-------- DATA FOR THIS EXERCISE

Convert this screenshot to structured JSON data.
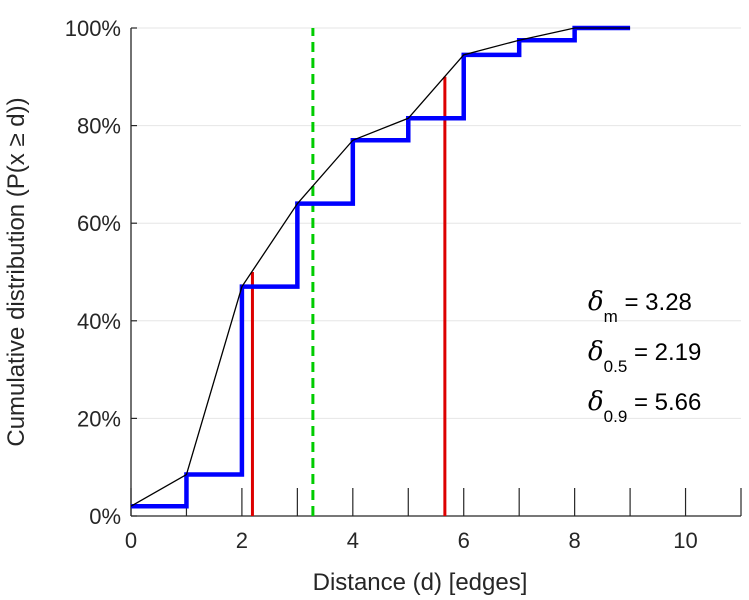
{
  "chart_data": {
    "type": "line",
    "xlabel": "Distance (d) [edges]",
    "ylabel": "Cumulative distribution (P(x ≥ d))",
    "xlim": [
      0,
      11
    ],
    "ylim": [
      0,
      100
    ],
    "x_ticks": [
      0,
      2,
      4,
      6,
      8,
      10
    ],
    "y_ticks": [
      0,
      20,
      40,
      60,
      80,
      100
    ],
    "y_tick_labels": [
      "0%",
      "20%",
      "40%",
      "60%",
      "80%",
      "100%"
    ],
    "grid": "horizontal",
    "series": [
      {
        "style": "step",
        "color": "#0000ff",
        "x": [
          0,
          1,
          2,
          3,
          4,
          5,
          6,
          7,
          8,
          9
        ],
        "y": [
          2,
          8.5,
          47,
          64,
          77,
          81.5,
          94.5,
          97.5,
          100,
          100
        ]
      },
      {
        "style": "line",
        "color": "#000000",
        "x": [
          0,
          1,
          2,
          3,
          4,
          5,
          6,
          7,
          8,
          9
        ],
        "y": [
          2,
          8.5,
          47,
          64,
          77,
          81.5,
          94.5,
          97.5,
          100,
          100
        ]
      }
    ],
    "vlines": [
      {
        "x": 2.19,
        "y": 50,
        "color": "#dd0000",
        "style": "solid"
      },
      {
        "x": 5.66,
        "y": 90,
        "color": "#dd0000",
        "style": "solid"
      },
      {
        "x": 3.28,
        "y": 100,
        "color": "#00cc00",
        "style": "dashed"
      }
    ],
    "annotations": [
      {
        "symbol": "δ",
        "sub": "m",
        "text": "= 3.28"
      },
      {
        "symbol": "δ",
        "sub": "0.5",
        "text": "= 2.19"
      },
      {
        "symbol": "δ",
        "sub": "0.9",
        "text": "= 5.66"
      }
    ]
  }
}
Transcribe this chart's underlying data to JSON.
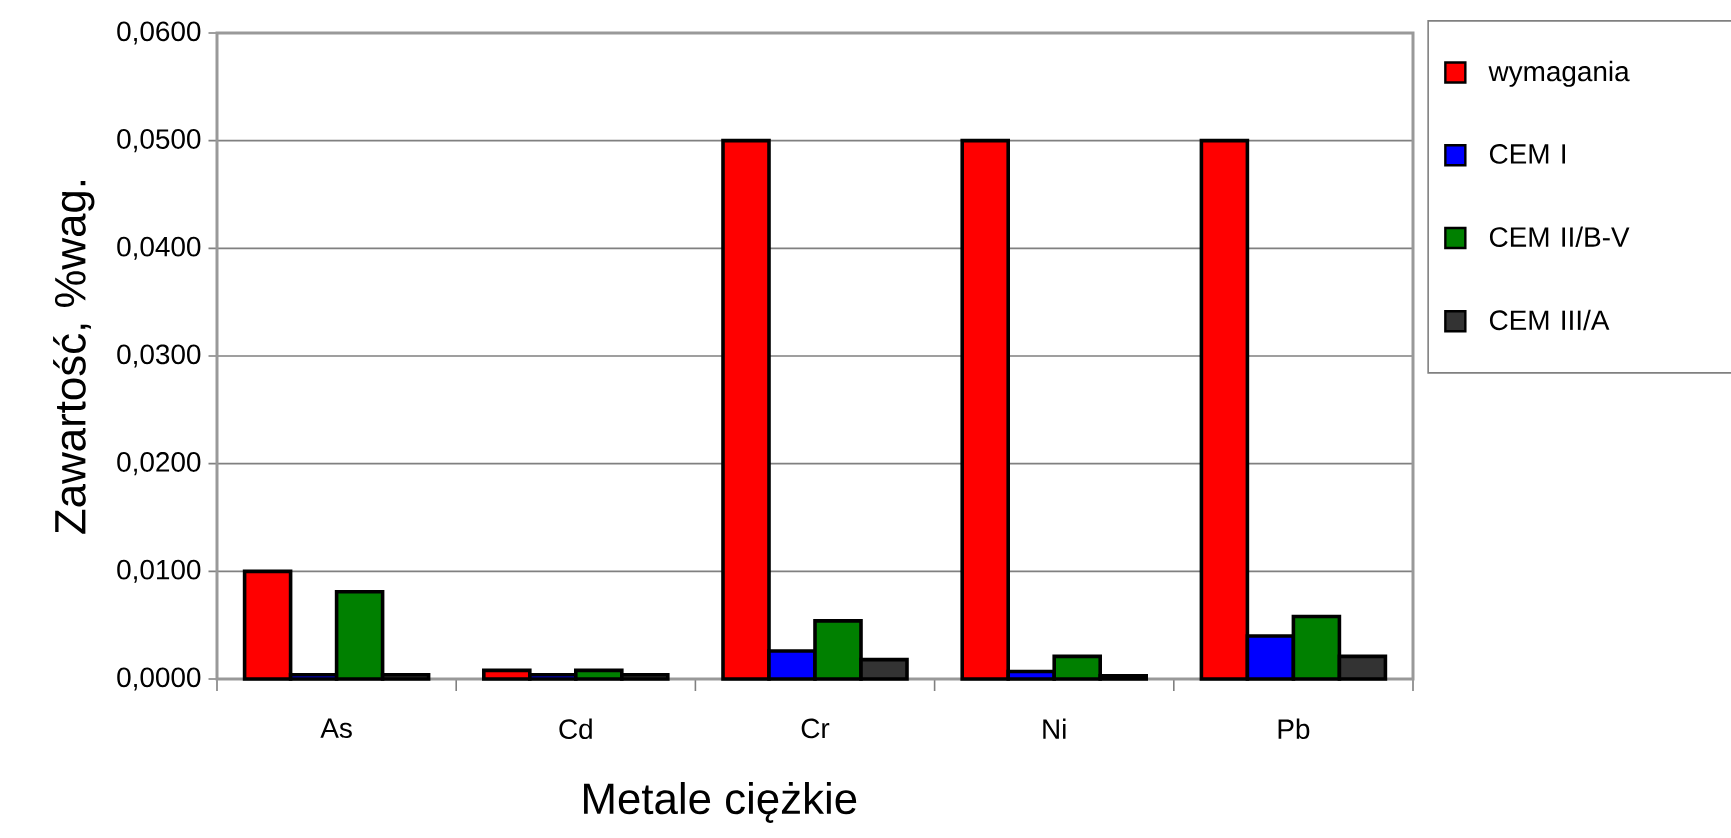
{
  "chart_data": {
    "type": "bar",
    "xlabel": "Metale ciężkie",
    "ylabel": "Zawartość, %wag.",
    "categories": [
      "As",
      "Cd",
      "Cr",
      "Ni",
      "Pb"
    ],
    "series": [
      {
        "name": "wymagania",
        "color": "#ff0000",
        "values": [
          0.01,
          0.0008,
          0.05,
          0.05,
          0.05
        ]
      },
      {
        "name": "CEM I",
        "color": "#0000ff",
        "values": [
          0.0004,
          0.0004,
          0.0026,
          0.0007,
          0.004
        ]
      },
      {
        "name": "CEM II/B-V",
        "color": "#008000",
        "values": [
          0.0081,
          0.0008,
          0.0054,
          0.0021,
          0.0058
        ]
      },
      {
        "name": "CEM III/A",
        "color": "#333333",
        "values": [
          0.0004,
          0.0004,
          0.0018,
          0.0003,
          0.0021
        ]
      }
    ],
    "ylim": [
      0,
      0.06
    ],
    "yticks": [
      {
        "value": 0,
        "label": "0,0000"
      },
      {
        "value": 0.01,
        "label": "0,0100"
      },
      {
        "value": 0.02,
        "label": "0,0200"
      },
      {
        "value": 0.03,
        "label": "0,0300"
      },
      {
        "value": 0.04,
        "label": "0,0400"
      },
      {
        "value": 0.05,
        "label": "0,0500"
      },
      {
        "value": 0.06,
        "label": "0,0600"
      }
    ],
    "grid": "y",
    "legend": "right"
  }
}
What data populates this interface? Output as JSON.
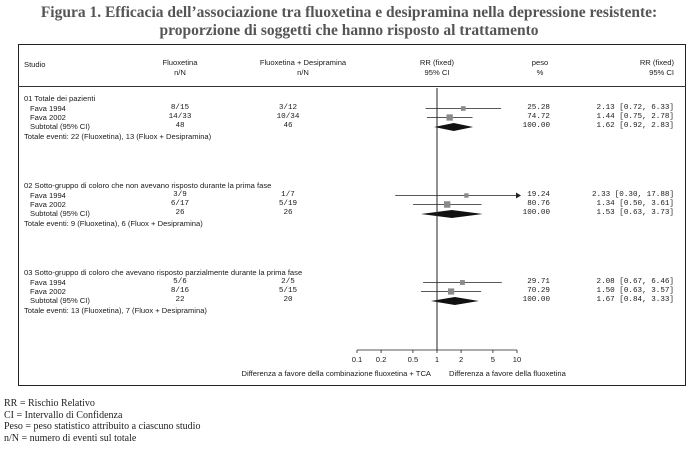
{
  "title_line1": "Figura 1. Efficacia dell’associazione tra fluoxetina e desipramina nella depressione resistente:",
  "title_line2": "proporzione di soggetti che hanno risposto al trattamento",
  "headers": {
    "studio": "Studio",
    "fluox": "Fluoxetina",
    "fluox_sub": "n/N",
    "combo": "Fluoxetina + Desipramina",
    "combo_sub": "n/N",
    "rr_plot": "RR (fixed)",
    "rr_plot_sub": "95% CI",
    "peso": "peso",
    "peso_sub": "%",
    "rr_text": "RR (fixed)",
    "rr_text_sub": "95% CI"
  },
  "chart_data": {
    "type": "forest",
    "x_scale": "log",
    "x_ticks": [
      "0.1",
      "0.2",
      "0.5",
      "1",
      "2",
      "5",
      "10"
    ],
    "x_range": [
      0.1,
      10
    ],
    "xlabel_left": "Differenza a favore della combinazione fluoxetina + TCA",
    "xlabel_right": "Differenza a favore della fluoxetina",
    "groups": [
      {
        "title": "01 Totale dei pazienti",
        "rows": [
          {
            "study": "Fava 1994",
            "fluox": "8/15",
            "combo": "3/12",
            "peso": "25.28",
            "rr_text": "2.13 [0.72, 6.33]",
            "rr": 2.13,
            "lo": 0.72,
            "hi": 6.33,
            "arrow": false
          },
          {
            "study": "Fava 2002",
            "fluox": "14/33",
            "combo": "10/34",
            "peso": "74.72",
            "rr_text": "1.44 [0.75, 2.78]",
            "rr": 1.44,
            "lo": 0.75,
            "hi": 2.78,
            "arrow": false
          }
        ],
        "subtotal": {
          "label": "Subtotal (95% CI)",
          "fluox": "48",
          "combo": "46",
          "peso": "100.00",
          "rr_text": "1.62 [0.92, 2.83]",
          "rr": 1.62,
          "lo": 0.92,
          "hi": 2.83
        },
        "events": "Totale eventi: 22 (Fluoxetina), 13 (Fluox + Desipramina)"
      },
      {
        "title": "02 Sotto-gruppo di coloro che non avevano risposto durante la prima fase",
        "rows": [
          {
            "study": "Fava 1994",
            "fluox": "3/9",
            "combo": "1/7",
            "peso": "19.24",
            "rr_text": "2.33 [0.30, 17.88]",
            "rr": 2.33,
            "lo": 0.3,
            "hi": 17.88,
            "arrow": true
          },
          {
            "study": "Fava 2002",
            "fluox": "6/17",
            "combo": "5/19",
            "peso": "80.76",
            "rr_text": "1.34 [0.50, 3.61]",
            "rr": 1.34,
            "lo": 0.5,
            "hi": 3.61,
            "arrow": false
          }
        ],
        "subtotal": {
          "label": "Subtotal (95% CI)",
          "fluox": "26",
          "combo": "26",
          "peso": "100.00",
          "rr_text": "1.53 [0.63, 3.73]",
          "rr": 1.53,
          "lo": 0.63,
          "hi": 3.73
        },
        "events": "Totale eventi: 9 (Fluoxetina), 6 (Fluox + Desipramina)"
      },
      {
        "title": "03 Sotto-gruppo di coloro che avevano risposto parzialmente durante la prima fase",
        "rows": [
          {
            "study": "Fava 1994",
            "fluox": "5/6",
            "combo": "2/5",
            "peso": "29.71",
            "rr_text": "2.08 [0.67, 6.46]",
            "rr": 2.08,
            "lo": 0.67,
            "hi": 6.46,
            "arrow": false
          },
          {
            "study": "Fava 2002",
            "fluox": "8/16",
            "combo": "5/15",
            "peso": "70.29",
            "rr_text": "1.50 [0.63, 3.57]",
            "rr": 1.5,
            "lo": 0.63,
            "hi": 3.57,
            "arrow": false
          }
        ],
        "subtotal": {
          "label": "Subtotal (95% CI)",
          "fluox": "22",
          "combo": "20",
          "peso": "100.00",
          "rr_text": "1.67 [0.84, 3.33]",
          "rr": 1.67,
          "lo": 0.84,
          "hi": 3.33
        },
        "events": "Totale eventi: 13 (Fluoxetina), 7 (Fluox + Desipramina)"
      }
    ]
  },
  "legend": [
    "RR = Rischio Relativo",
    "CI = Intervallo di Confidenza",
    "Peso = peso statistico attribuito a ciascuno studio",
    "n/N = numero di eventi sul totale"
  ],
  "colors": {
    "square": "#8a8a8a",
    "diamond": "#111111",
    "line": "#222222"
  }
}
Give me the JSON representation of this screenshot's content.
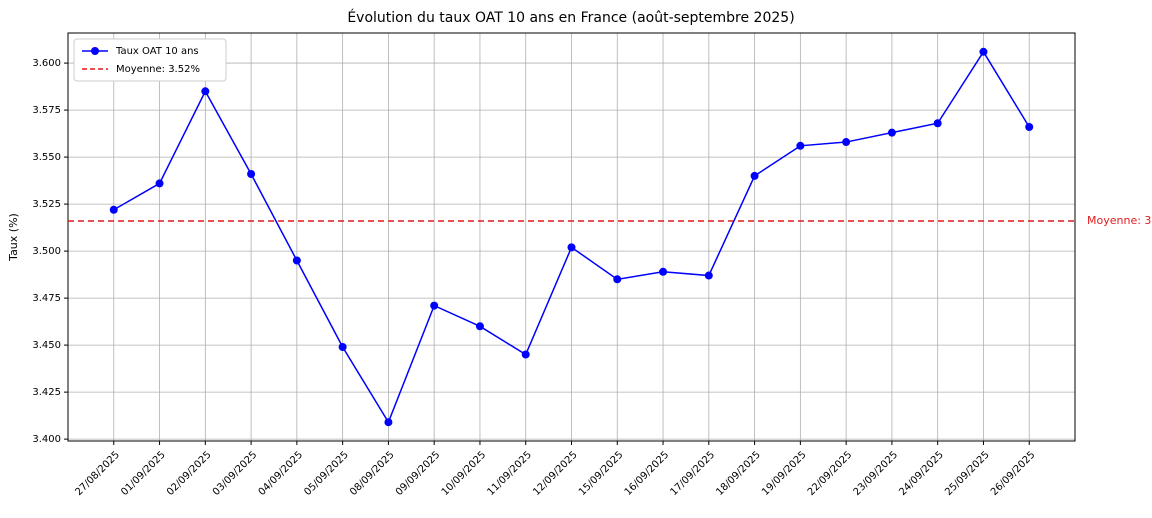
{
  "chart_data": {
    "type": "line",
    "title": "Évolution du taux OAT 10 ans en France (août-septembre 2025)",
    "y_label": "Taux (%)",
    "categories": [
      "27/08/2025",
      "01/09/2025",
      "02/09/2025",
      "03/09/2025",
      "04/09/2025",
      "05/09/2025",
      "08/09/2025",
      "09/09/2025",
      "10/09/2025",
      "11/09/2025",
      "12/09/2025",
      "15/09/2025",
      "16/09/2025",
      "17/09/2025",
      "18/09/2025",
      "19/09/2025",
      "22/09/2025",
      "23/09/2025",
      "24/09/2025",
      "25/09/2025",
      "26/09/2025"
    ],
    "series": [
      {
        "name": "Taux OAT 10 ans",
        "color": "#0000ff",
        "values": [
          3.522,
          3.536,
          3.585,
          3.541,
          3.495,
          3.449,
          3.409,
          3.471,
          3.46,
          3.445,
          3.502,
          3.485,
          3.489,
          3.487,
          3.54,
          3.556,
          3.558,
          3.563,
          3.568,
          3.606,
          3.566
        ]
      }
    ],
    "reference_line": {
      "name": "Moyenne: 3.52%",
      "value": 3.516,
      "color": "#e41a1c"
    },
    "ylim": [
      3.399,
      3.616
    ],
    "yticks": [
      {
        "value": 3.4,
        "label": "3.400"
      },
      {
        "value": 3.425,
        "label": "3.425"
      },
      {
        "value": 3.45,
        "label": "3.450"
      },
      {
        "value": 3.475,
        "label": "3.475"
      },
      {
        "value": 3.5,
        "label": "3.500"
      },
      {
        "value": 3.525,
        "label": "3.525"
      },
      {
        "value": 3.55,
        "label": "3.550"
      },
      {
        "value": 3.575,
        "label": "3.575"
      },
      {
        "value": 3.6,
        "label": "3.600"
      }
    ],
    "grid": true,
    "legend": "upper-left"
  }
}
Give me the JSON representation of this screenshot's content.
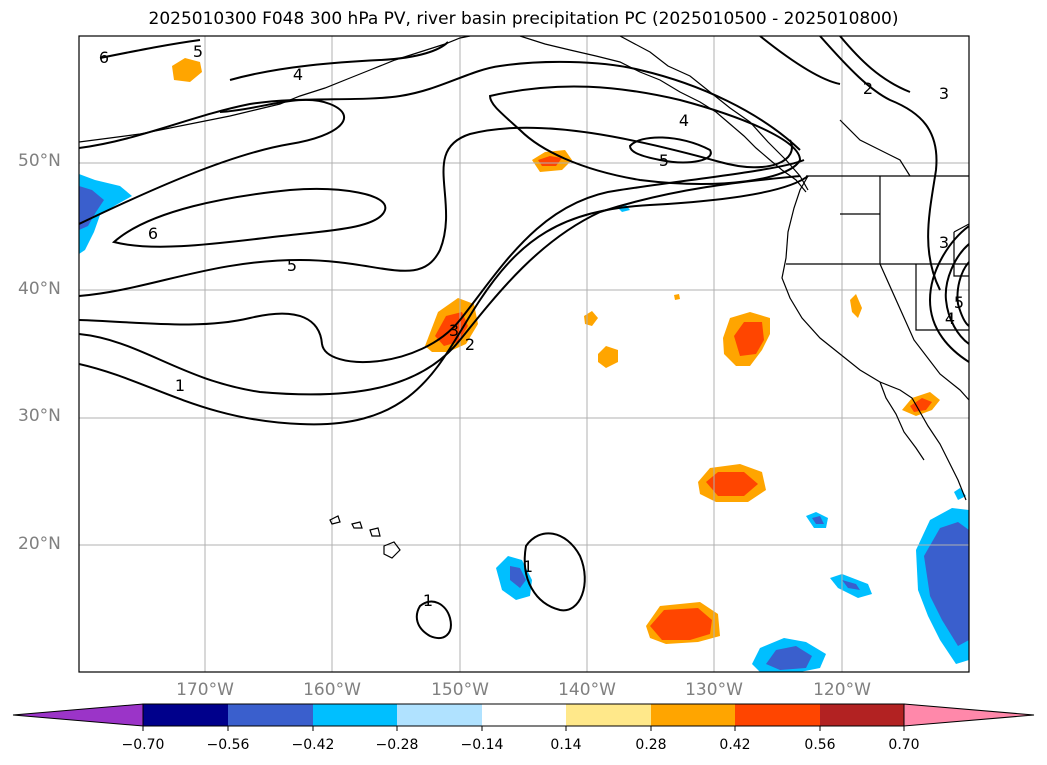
{
  "title": "2025010300 F048 300 hPa PV, river basin precipitation PC (2025010500 - 2025010800)",
  "map": {
    "projection": "plate-carree",
    "lon_range": [
      -180,
      -110
    ],
    "lat_range": [
      10,
      60
    ],
    "grid": true,
    "lat_labels": [
      "50°N",
      "40°N",
      "30°N",
      "20°N"
    ],
    "lon_labels": [
      "170°W",
      "160°W",
      "150°W",
      "140°W",
      "130°W",
      "120°W"
    ],
    "contour_variable": "300 hPa PV",
    "contour_labels": [
      "6",
      "5",
      "4",
      "6",
      "5",
      "5",
      "4",
      "3",
      "2",
      "1",
      "2",
      "3",
      "3",
      "5",
      "4",
      "1",
      "1"
    ]
  },
  "colorbar": {
    "ticks": [
      "−0.70",
      "−0.56",
      "−0.42",
      "−0.28",
      "−0.14",
      "0.14",
      "0.28",
      "0.42",
      "0.56",
      "0.70"
    ],
    "colors": [
      "#9b34c8",
      "#00008b",
      "#3a5fcd",
      "#00bfff",
      "#b0e2ff",
      "#ffffff",
      "#ffe88a",
      "#ffa500",
      "#ff4500",
      "#b22222",
      "#ff88aa"
    ],
    "extend": "both"
  }
}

----------------

- _WHAT THE TASK ASKS_
Take every line containing the word "della" and copy it.

- _RESULT OF THIS TASK_
    "xlabel_left": "Differenza a favore della combinazione fluoxetina + TCA",
    "xlabel_right": "Differenza a favore della fluoxetina",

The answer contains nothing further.